Reproduce the records exactly.
________
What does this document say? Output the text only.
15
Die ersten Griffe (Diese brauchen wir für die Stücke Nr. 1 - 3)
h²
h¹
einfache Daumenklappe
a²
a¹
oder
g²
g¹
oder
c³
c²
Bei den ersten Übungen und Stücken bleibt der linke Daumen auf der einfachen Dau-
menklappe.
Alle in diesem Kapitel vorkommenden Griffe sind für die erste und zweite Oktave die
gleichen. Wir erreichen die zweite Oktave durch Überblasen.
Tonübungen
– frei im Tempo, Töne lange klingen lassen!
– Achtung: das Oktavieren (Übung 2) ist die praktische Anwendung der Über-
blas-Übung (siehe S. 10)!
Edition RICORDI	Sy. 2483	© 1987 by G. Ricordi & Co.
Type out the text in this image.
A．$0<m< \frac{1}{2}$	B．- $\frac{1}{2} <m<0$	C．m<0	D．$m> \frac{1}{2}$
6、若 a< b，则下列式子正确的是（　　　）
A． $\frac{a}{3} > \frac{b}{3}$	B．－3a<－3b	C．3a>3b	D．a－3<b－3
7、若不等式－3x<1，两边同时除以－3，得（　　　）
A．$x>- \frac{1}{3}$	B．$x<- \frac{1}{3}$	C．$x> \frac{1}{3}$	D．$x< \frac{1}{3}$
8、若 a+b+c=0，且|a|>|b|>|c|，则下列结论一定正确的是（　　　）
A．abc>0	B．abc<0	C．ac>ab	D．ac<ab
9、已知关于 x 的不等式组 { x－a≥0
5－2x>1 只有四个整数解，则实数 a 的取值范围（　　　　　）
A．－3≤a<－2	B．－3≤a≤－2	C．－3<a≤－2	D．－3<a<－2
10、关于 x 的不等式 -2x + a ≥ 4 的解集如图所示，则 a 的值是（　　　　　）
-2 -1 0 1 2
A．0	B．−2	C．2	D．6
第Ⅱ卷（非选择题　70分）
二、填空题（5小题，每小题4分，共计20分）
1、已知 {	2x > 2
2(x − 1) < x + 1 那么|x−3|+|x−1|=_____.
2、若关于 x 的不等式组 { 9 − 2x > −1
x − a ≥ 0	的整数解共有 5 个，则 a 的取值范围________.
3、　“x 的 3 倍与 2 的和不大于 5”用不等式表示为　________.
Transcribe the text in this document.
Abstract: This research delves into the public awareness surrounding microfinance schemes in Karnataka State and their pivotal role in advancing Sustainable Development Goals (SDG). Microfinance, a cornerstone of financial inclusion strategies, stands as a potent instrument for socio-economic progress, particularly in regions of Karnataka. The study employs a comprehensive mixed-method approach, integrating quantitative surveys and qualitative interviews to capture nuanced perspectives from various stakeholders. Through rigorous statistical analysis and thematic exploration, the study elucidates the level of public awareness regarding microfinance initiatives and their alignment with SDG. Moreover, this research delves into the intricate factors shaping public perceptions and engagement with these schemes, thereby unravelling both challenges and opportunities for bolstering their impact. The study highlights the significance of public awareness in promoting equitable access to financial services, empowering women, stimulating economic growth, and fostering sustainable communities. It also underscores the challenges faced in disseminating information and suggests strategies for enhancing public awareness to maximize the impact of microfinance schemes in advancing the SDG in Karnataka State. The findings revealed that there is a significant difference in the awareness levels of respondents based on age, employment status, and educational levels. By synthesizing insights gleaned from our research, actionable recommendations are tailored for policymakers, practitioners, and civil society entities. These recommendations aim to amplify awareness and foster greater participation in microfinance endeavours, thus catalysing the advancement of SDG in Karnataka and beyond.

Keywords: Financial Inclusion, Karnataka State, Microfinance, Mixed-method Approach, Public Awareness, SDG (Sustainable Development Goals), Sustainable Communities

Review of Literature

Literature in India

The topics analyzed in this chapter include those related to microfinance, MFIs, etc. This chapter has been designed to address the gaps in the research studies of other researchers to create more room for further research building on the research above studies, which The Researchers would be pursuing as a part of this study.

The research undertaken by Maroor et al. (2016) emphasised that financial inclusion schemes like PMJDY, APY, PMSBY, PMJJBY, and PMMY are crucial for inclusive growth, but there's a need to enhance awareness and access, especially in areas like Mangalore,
________
### SOLUTION TO THIS EXERCISE
What does this document say? Output the text only.
15
Die ersten Griffe (Diese brauchen wir für die Stücke Nr. 1 - 3)
h²
h¹
einfache Daumenklappe
a²
a¹
oder
g²
g¹
oder
c³
c²
Bei den ersten Übungen und Stücken bleibt der linke Daumen auf der einfachen Dau-
menklappe.
Alle in diesem Kapitel vorkommenden Griffe sind für die erste und zweite Oktave die
gleichen. Wir erreichen die zweite Oktave durch Überblasen.
Tonübungen
– frei im Tempo, Töne lange klingen lassen!
– Achtung: das Oktavieren (Übung 2) ist die praktische Anwendung der Über-
blas-Übung (siehe S. 10)!
Edition RICORDI	Sy. 2483	© 1987 by G. Ricordi & Co.
Type out the text in this image.
A．$0<m< \frac{1}{2}$	B．- $\frac{1}{2} <m<0$	C．m<0	D．$m> \frac{1}{2}$
6、若 a< b，则下列式子正确的是（　　　）
A． $\frac{a}{3} > \frac{b}{3}$	B．－3a<－3b	C．3a>3b	D．a－3<b－3
7、若不等式－3x<1，两边同时除以－3，得（　　　）
A．$x>- \frac{1}{3}$	B．$x<- \frac{1}{3}$	C．$x> \frac{1}{3}$	D．$x< \frac{1}{3}$
8、若 a+b+c=0，且|a|>|b|>|c|，则下列结论一定正确的是（　　　）
A．abc>0	B．abc<0	C．ac>ab	D．ac<ab
9、已知关于 x 的不等式组 { x－a≥0
5－2x>1 只有四个整数解，则实数 a 的取值范围（　　　　　）
A．－3≤a<－2	B．－3≤a≤－2	C．－3<a≤－2	D．－3<a<－2
10、关于 x 的不等式 -2x + a ≥ 4 的解集如图所示，则 a 的值是（　　　　　）
-2 -1 0 1 2
A．0	B．−2	C．2	D．6
第Ⅱ卷（非选择题　70分）
二、填空题（5小题，每小题4分，共计20分）
1、已知 {	2x > 2
2(x − 1) < x + 1 那么|x−3|+|x−1|=_____.
2、若关于 x 的不等式组 { 9 − 2x > −1
x − a ≥ 0	的整数解共有 5 个，则 a 的取值范围________.
3、　“x 的 3 倍与 2 的和不大于 5”用不等式表示为　________.
Transcribe the text in this document.
Abstract: This research delves into the public awareness surrounding microfinance schemes in Karnataka State and their pivotal role in advancing Sustainable Development Goals (SDG). Microfinance, a cornerstone of financial inclusion strategies, stands as a potent instrument for socio-economic progress, particularly in regions of Karnataka. The study employs a comprehensive mixed-method approach, integrating quantitative surveys and qualitative interviews to capture nuanced perspectives from various stakeholders. Through rigorous statistical analysis and thematic exploration, the study elucidates the level of public awareness regarding microfinance initiatives and their alignment with SDG. Moreover, this research delves into the intricate factors shaping public perceptions and engagement with these schemes, thereby unravelling both challenges and opportunities for bolstering their impact. The study highlights the significance of public awareness in promoting equitable access to financial services, empowering women, stimulating economic growth, and fostering sustainable communities. It also underscores the challenges faced in disseminating information and suggests strategies for enhancing public awareness to maximize the impact of microfinance schemes in advancing the SDG in Karnataka State. The findings revealed that there is a significant difference in the awareness levels of respondents based on age, employment status, and educational levels. By synthesizing insights gleaned from our research, actionable recommendations are tailored for policymakers, practitioners, and civil society entities. These recommendations aim to amplify awareness and foster greater participation in microfinance endeavours, thus catalysing the advancement of SDG in Karnataka and beyond.

Keywords: Financial Inclusion, Karnataka State, Microfinance, Mixed-method Approach, Public Awareness, SDG (Sustainable Development Goals), Sustainable Communities

Review of Literature

Literature in India

The topics analyzed in this chapter include those related to microfinance, MFIs, etc. This chapter has been designed to address the gaps in the research studies of other researchers to create more room for further research building on the research above studies, which The Researchers would be pursuing as a part of this study.

The research undertaken by Maroor et al. (2016) emphasised that financial inclusion schemes like PMJDY, APY, PMSBY, PMJJBY, and PMMY are crucial for inclusive growth, but there's a need to enhance awareness and access, especially in areas like Mangalore,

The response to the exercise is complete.